**PROBLEM STATEMENT**
Gather every line of the entries that includes the word "JSON".

--- BEGIN MATERIAL ---

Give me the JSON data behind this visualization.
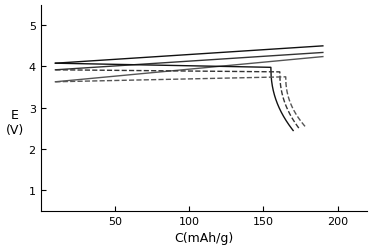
{
  "title": "",
  "xlabel": "C(mAh/g)",
  "ylabel": "E\n(V)",
  "xlim": [
    0,
    220
  ],
  "ylim": [
    0.5,
    5.5
  ],
  "xticks": [
    50,
    100,
    150,
    200
  ],
  "yticks": [
    1,
    2,
    3,
    4,
    5
  ],
  "figsize": [
    3.73,
    2.51
  ],
  "dpi": 100,
  "charge_curves": [
    {
      "x_start": 10,
      "y_start": 4.08,
      "x_end": 190,
      "y_end": 4.5,
      "color": "#111111",
      "lw": 1.0
    },
    {
      "x_start": 10,
      "y_start": 3.92,
      "x_end": 190,
      "y_end": 4.34,
      "color": "#333333",
      "lw": 1.0
    },
    {
      "x_start": 10,
      "y_start": 3.63,
      "x_end": 190,
      "y_end": 4.24,
      "color": "#555555",
      "lw": 1.0
    }
  ],
  "discharge_curves": [
    {
      "x_start": 10,
      "y_start": 4.08,
      "x_flat_end": 155,
      "y_flat_end": 3.98,
      "x_end": 170,
      "y_end": 2.45,
      "style": "solid",
      "color": "#111111",
      "lw": 1.0
    },
    {
      "x_start": 10,
      "y_start": 3.92,
      "x_flat_end": 161,
      "y_flat_end": 3.87,
      "x_end": 174,
      "y_end": 2.5,
      "style": "dashed",
      "color": "#333333",
      "lw": 1.0
    },
    {
      "x_start": 10,
      "y_start": 3.63,
      "x_flat_end": 165,
      "y_flat_end": 3.75,
      "x_end": 178,
      "y_end": 2.55,
      "style": "dashed",
      "color": "#555555",
      "lw": 1.0
    }
  ]
}
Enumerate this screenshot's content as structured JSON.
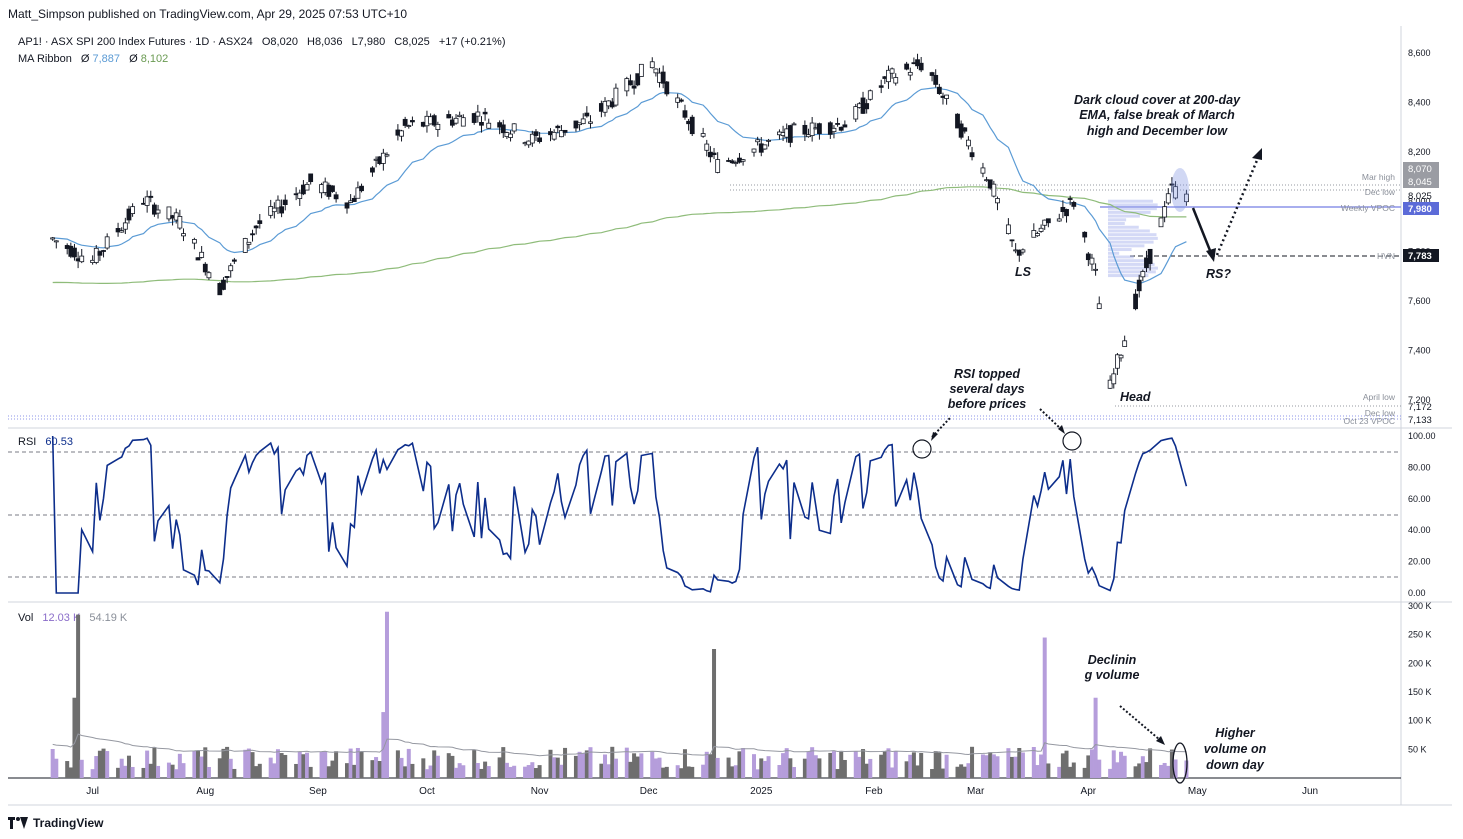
{
  "header": "Matt_Simpson published on TradingView.com, Apr 29, 2025 07:53 UTC+10",
  "legend": {
    "symbol": "AP1! · ASX SPI 200 Index Futures · 1D · ASX24",
    "open": "O8,020",
    "high": "H8,036",
    "low": "L7,980",
    "close": "C8,025",
    "change": "+17 (+0.21%)",
    "ma_label": "MA Ribbon",
    "ma1_prefix": "Ø",
    "ma1": "7,887",
    "ma2_prefix": "Ø",
    "ma2": "8,102"
  },
  "rsi_legend": {
    "label": "RSI",
    "value": "60.53"
  },
  "vol_legend": {
    "label": "Vol",
    "v1": "12.03 K",
    "v2": "54.19 K"
  },
  "footer": "TradingView",
  "colors": {
    "ema_fast": "#5b9bd5",
    "ema_slow": "#8fbc7a",
    "rsi_line": "#0d2e8c",
    "vol_up": "#b59ddb",
    "vol_down": "#6e6e6e",
    "candle": "#131722"
  },
  "chart_data": [
    {
      "type": "line",
      "title": "AP1! · ASX SPI 200 Index Futures · 1D · ASX24",
      "y_ticks": [
        "8,600",
        "8,400",
        "8,200",
        "8,000",
        "7,800",
        "7,600",
        "7,400",
        "7,200"
      ],
      "ylim": [
        7120,
        8660
      ],
      "x_ticks": [
        "Jul",
        "Aug",
        "Sep",
        "Oct",
        "Nov",
        "Dec",
        "2025",
        "Feb",
        "Mar",
        "Apr",
        "May",
        "Jun"
      ],
      "approximate_close_path": [
        {
          "x": "2024-06-20",
          "y": 7850
        },
        {
          "x": "2024-07-01",
          "y": 7760
        },
        {
          "x": "2024-07-15",
          "y": 8010
        },
        {
          "x": "2024-07-25",
          "y": 7920
        },
        {
          "x": "2024-08-05",
          "y": 7650
        },
        {
          "x": "2024-08-15",
          "y": 7900
        },
        {
          "x": "2024-08-30",
          "y": 8080
        },
        {
          "x": "2024-09-10",
          "y": 8000
        },
        {
          "x": "2024-09-25",
          "y": 8300
        },
        {
          "x": "2024-10-15",
          "y": 8350
        },
        {
          "x": "2024-10-30",
          "y": 8250
        },
        {
          "x": "2024-11-15",
          "y": 8330
        },
        {
          "x": "2024-12-02",
          "y": 8560
        },
        {
          "x": "2024-12-20",
          "y": 8150
        },
        {
          "x": "2025-01-10",
          "y": 8280
        },
        {
          "x": "2025-01-25",
          "y": 8320
        },
        {
          "x": "2025-02-05",
          "y": 8500
        },
        {
          "x": "2025-02-15",
          "y": 8560
        },
        {
          "x": "2025-03-05",
          "y": 8080
        },
        {
          "x": "2025-03-12",
          "y": 7790
        },
        {
          "x": "2025-03-28",
          "y": 8000
        },
        {
          "x": "2025-04-03",
          "y": 7700
        },
        {
          "x": "2025-04-07",
          "y": 7250
        },
        {
          "x": "2025-04-15",
          "y": 7650
        },
        {
          "x": "2025-04-24",
          "y": 8050
        },
        {
          "x": "2025-04-28",
          "y": 8025
        }
      ],
      "series": [
        {
          "name": "Ø 7,887",
          "last": 7887
        },
        {
          "name": "Ø 8,102",
          "last": 8102
        }
      ],
      "price_labels": [
        {
          "label": "Mar high",
          "value": "8,070"
        },
        {
          "label": "Dec low",
          "value": "8,045"
        },
        {
          "label": "",
          "value": "8,025"
        },
        {
          "label": "Weekly VPOC",
          "value": "7,980"
        },
        {
          "label": "HVN",
          "value": "7,783"
        },
        {
          "label": "April low",
          "value": "7,172"
        },
        {
          "label": "Dec low",
          "value": "7,133"
        },
        {
          "label": "Oct 23 VPOC",
          "value": ""
        }
      ],
      "annotations": [
        {
          "text_lines": [
            "Dark cloud cover at 200-day",
            "EMA, false break of March",
            "high and December low"
          ]
        },
        {
          "text_lines": [
            "LS"
          ]
        },
        {
          "text_lines": [
            "RS?"
          ]
        },
        {
          "text_lines": [
            "Head"
          ]
        }
      ]
    },
    {
      "type": "line",
      "title": "RSI 60.53",
      "ylim": [
        0,
        100
      ],
      "y_ticks": [
        "100.00",
        "80.00",
        "60.00",
        "40.00",
        "20.00",
        "0.00"
      ],
      "levels": [
        90,
        50,
        10
      ],
      "annotations": [
        {
          "text_lines": [
            "RSI topped",
            "several days",
            "before prices"
          ]
        }
      ]
    },
    {
      "type": "bar",
      "title": "Vol 12.03 K 54.19 K",
      "y_ticks": [
        "300 K",
        "250 K",
        "200 K",
        "150 K",
        "100 K",
        "50 K"
      ],
      "ylim": [
        0,
        300
      ],
      "notable_bars_k": [
        {
          "x": "2024-06-26",
          "y": 140
        },
        {
          "x": "2024-06-27",
          "y": 285
        },
        {
          "x": "2024-09-19",
          "y": 115
        },
        {
          "x": "2024-09-20",
          "y": 290
        },
        {
          "x": "2024-12-19",
          "y": 225
        },
        {
          "x": "2025-03-20",
          "y": 245
        },
        {
          "x": "2025-04-03",
          "y": 140
        }
      ],
      "annotations": [
        {
          "text_lines": [
            "Declinin",
            "g volume"
          ]
        },
        {
          "text_lines": [
            "Higher",
            "volume on",
            "down day"
          ]
        }
      ]
    }
  ]
}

--- END MATERIAL ---

**THE ANSWER**
Give me the JSON data behind this visualization.
Enumerate this screenshot's content as structured JSON.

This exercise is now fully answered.